- _What this task involves_: In the listing below, locate the lines bearing the word "totalul". Copy every one of them.
───── Data lines ─────
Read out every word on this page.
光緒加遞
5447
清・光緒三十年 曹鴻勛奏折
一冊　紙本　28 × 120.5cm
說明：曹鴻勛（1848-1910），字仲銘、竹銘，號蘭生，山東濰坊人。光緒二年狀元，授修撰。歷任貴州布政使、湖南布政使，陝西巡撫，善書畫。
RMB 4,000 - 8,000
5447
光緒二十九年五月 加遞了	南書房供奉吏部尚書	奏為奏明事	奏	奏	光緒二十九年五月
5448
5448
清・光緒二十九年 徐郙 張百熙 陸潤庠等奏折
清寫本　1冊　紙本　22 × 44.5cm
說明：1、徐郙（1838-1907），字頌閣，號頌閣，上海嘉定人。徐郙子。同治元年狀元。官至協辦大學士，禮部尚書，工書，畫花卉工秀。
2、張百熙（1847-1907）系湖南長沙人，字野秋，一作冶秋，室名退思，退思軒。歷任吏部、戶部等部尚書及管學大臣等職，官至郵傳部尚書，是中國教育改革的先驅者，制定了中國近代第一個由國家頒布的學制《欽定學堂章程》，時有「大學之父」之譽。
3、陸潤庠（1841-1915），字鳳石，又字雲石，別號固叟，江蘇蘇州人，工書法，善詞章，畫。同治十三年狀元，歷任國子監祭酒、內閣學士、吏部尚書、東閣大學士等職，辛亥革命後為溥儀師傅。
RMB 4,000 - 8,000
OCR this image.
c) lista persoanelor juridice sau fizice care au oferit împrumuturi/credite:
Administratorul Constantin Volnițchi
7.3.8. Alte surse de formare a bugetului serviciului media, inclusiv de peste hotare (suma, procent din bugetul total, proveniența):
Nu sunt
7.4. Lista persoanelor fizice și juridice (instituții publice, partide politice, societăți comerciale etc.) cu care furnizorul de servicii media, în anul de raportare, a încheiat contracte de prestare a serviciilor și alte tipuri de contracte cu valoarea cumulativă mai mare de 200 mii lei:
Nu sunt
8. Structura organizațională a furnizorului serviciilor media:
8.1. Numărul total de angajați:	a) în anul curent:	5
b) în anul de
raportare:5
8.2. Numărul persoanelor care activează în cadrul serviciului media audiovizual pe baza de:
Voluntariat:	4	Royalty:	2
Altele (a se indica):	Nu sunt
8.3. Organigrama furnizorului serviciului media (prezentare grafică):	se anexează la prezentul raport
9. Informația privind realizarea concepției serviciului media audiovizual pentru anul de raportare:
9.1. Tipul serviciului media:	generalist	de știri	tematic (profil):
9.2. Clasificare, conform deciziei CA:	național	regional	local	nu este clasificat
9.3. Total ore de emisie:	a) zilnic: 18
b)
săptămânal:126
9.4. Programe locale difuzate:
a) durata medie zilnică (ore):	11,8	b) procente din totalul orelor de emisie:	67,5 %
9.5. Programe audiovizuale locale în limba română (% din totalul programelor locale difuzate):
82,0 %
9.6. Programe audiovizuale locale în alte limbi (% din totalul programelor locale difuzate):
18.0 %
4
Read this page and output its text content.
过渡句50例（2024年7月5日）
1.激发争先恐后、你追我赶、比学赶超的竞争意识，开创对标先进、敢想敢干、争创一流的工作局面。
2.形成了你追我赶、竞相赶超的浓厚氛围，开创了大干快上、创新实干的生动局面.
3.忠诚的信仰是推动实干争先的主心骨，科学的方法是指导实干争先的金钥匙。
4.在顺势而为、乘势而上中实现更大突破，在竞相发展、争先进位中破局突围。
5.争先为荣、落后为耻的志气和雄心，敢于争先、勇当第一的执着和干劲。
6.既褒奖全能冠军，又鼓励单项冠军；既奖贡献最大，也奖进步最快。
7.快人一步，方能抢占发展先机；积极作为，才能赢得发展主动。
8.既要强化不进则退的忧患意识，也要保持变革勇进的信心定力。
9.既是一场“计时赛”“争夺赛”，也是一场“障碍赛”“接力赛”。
─────
- _Response to this exercise_:
a) durata medie zilnică (ore):	11,8	b) procente din totalul orelor de emisie:	67,5 %
9.5. Programe audiovizuale locale în limba română (% din totalul programelor locale difuzate):
9.6. Programe audiovizuale locale în alte limbi (% din totalul programelor locale difuzate):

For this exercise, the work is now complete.